Find every line in the records below that holds the word "color" and copy it.

***** EXCERPTED RECORDS *****

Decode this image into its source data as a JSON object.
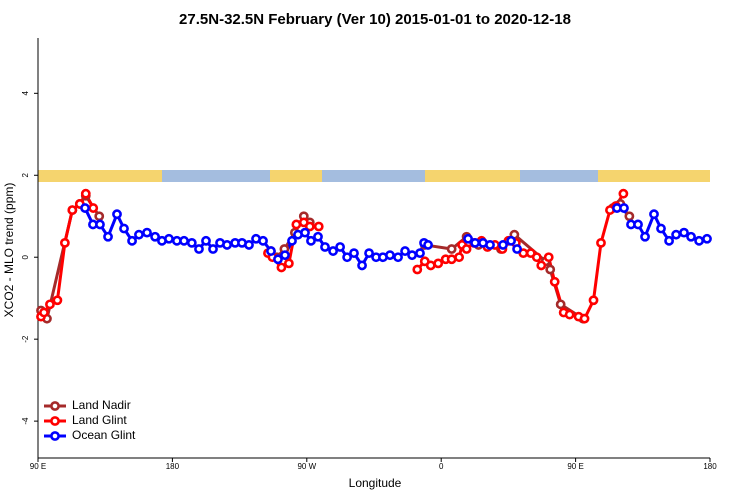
{
  "chart_data": {
    "type": "line",
    "title": "27.5N-32.5N February (Ver 10)   2015-01-01 to 2020-12-18",
    "x_label": "Longitude",
    "y_label": "XCO2 - MLO trend (ppm)",
    "xlim": [
      90,
      540
    ],
    "ylim": [
      -4.9,
      5.35
    ],
    "xticks": [
      {
        "value": 90,
        "label": "90 E"
      },
      {
        "value": 180,
        "label": "180"
      },
      {
        "value": 270,
        "label": "90 W"
      },
      {
        "value": 360,
        "label": "0"
      },
      {
        "value": 450,
        "label": "90 E"
      },
      {
        "value": 540,
        "label": "180"
      }
    ],
    "yticks": [
      -4,
      -2,
      0,
      2,
      4
    ],
    "legend": "bottom-left",
    "series": [
      {
        "name": "Land Nadir",
        "color": "#a52a2a",
        "x": [
          92,
          96,
          113,
          118,
          122,
          131,
          190,
          246,
          250,
          255,
          262,
          268,
          272,
          310,
          349,
          367,
          377,
          385,
          400,
          409,
          430,
          433,
          440,
          455,
          465,
          475,
          480,
          486
        ],
        "values": [
          -1.3,
          -1.5,
          1.15,
          1.3,
          1.5,
          1.0,
          null,
          0.15,
          0.0,
          0.2,
          0.6,
          1.0,
          0.85,
          null,
          0.3,
          0.2,
          0.5,
          0.3,
          0.2,
          0.55,
          -0.1,
          -0.3,
          -1.15,
          -1.5,
          null,
          1.2,
          1.3,
          1.0
        ]
      },
      {
        "name": "Land Glint",
        "color": "#ff0000",
        "x": [
          92,
          94,
          98,
          103,
          108,
          113,
          118,
          122,
          127,
          190,
          244,
          247,
          253,
          258,
          263,
          268,
          272,
          278,
          310,
          344,
          349,
          353,
          358,
          363,
          367,
          372,
          374,
          377,
          382,
          387,
          391,
          396,
          401,
          405,
          410,
          415,
          420,
          424,
          427,
          432,
          436,
          442,
          446,
          452,
          456,
          462,
          467,
          473,
          477,
          482
        ],
        "values": [
          -1.45,
          -1.35,
          -1.15,
          -1.05,
          0.35,
          1.15,
          1.3,
          1.55,
          1.2,
          null,
          0.1,
          0.0,
          -0.25,
          -0.15,
          0.8,
          0.85,
          0.75,
          0.75,
          null,
          -0.3,
          -0.1,
          -0.2,
          -0.15,
          -0.05,
          -0.05,
          0.0,
          0.3,
          0.2,
          0.35,
          0.4,
          0.25,
          0.3,
          0.2,
          0.4,
          0.35,
          0.1,
          0.1,
          0.0,
          -0.2,
          0.0,
          -0.6,
          -1.35,
          -1.4,
          -1.45,
          -1.5,
          -1.05,
          0.35,
          1.15,
          1.25,
          1.55
        ]
      },
      {
        "name": "Ocean Glint",
        "color": "#0000ff",
        "x": [
          121.5,
          126.8,
          131.5,
          136.9,
          142.9,
          147.6,
          153,
          157.6,
          163,
          168.4,
          173,
          177.7,
          183,
          187.8,
          193,
          197.8,
          202.5,
          207.2,
          211.9,
          216.6,
          222,
          226.6,
          231.3,
          236,
          240.7,
          246,
          250.7,
          255.4,
          260.1,
          264.1,
          268.8,
          272.8,
          277.5,
          282.2,
          287.6,
          292.3,
          297,
          301.6,
          307,
          311.7,
          316.4,
          321,
          325.7,
          331.1,
          335.8,
          340.5,
          345.8,
          348.5,
          351.2,
          365,
          378,
          382.7,
          388,
          392.7,
          401.4,
          406.8,
          410.8,
          440,
          477.7,
          482.4,
          487.1,
          491.8,
          496.5,
          502.5,
          507.2,
          512.6,
          517.3,
          522.6,
          527.3,
          532.7,
          538
        ],
        "values": [
          1.2,
          0.8,
          0.8,
          0.5,
          1.05,
          0.7,
          0.4,
          0.55,
          0.6,
          0.5,
          0.4,
          0.45,
          0.4,
          0.4,
          0.35,
          0.2,
          0.4,
          0.2,
          0.35,
          0.3,
          0.35,
          0.35,
          0.3,
          0.45,
          0.4,
          0.15,
          -0.05,
          0.05,
          0.4,
          0.55,
          0.6,
          0.4,
          0.5,
          0.25,
          0.15,
          0.25,
          0.0,
          0.1,
          -0.2,
          0.1,
          0.0,
          0.0,
          0.05,
          0.0,
          0.15,
          0.05,
          0.1,
          0.35,
          0.3,
          null,
          0.45,
          0.35,
          0.35,
          0.3,
          0.3,
          0.4,
          0.2,
          null,
          1.2,
          1.2,
          0.8,
          0.8,
          0.5,
          1.05,
          0.7,
          0.4,
          0.55,
          0.6,
          0.5,
          0.4,
          0.45
        ]
      }
    ]
  }
}
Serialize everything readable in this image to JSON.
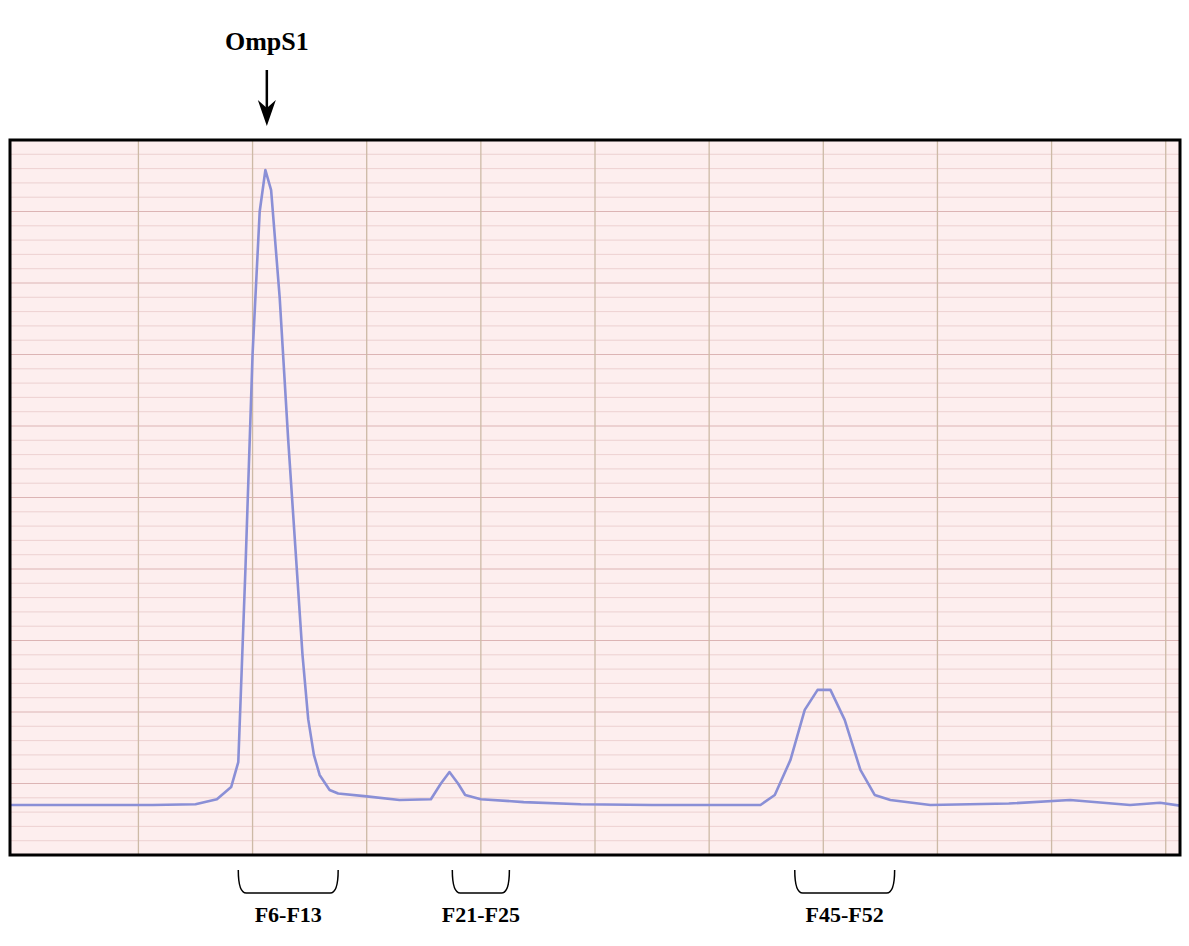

*****

SOLVED EXERCISE:
        "color": "#a52a2a",
        "color": "#ff0000",
        "color": "#0000ff",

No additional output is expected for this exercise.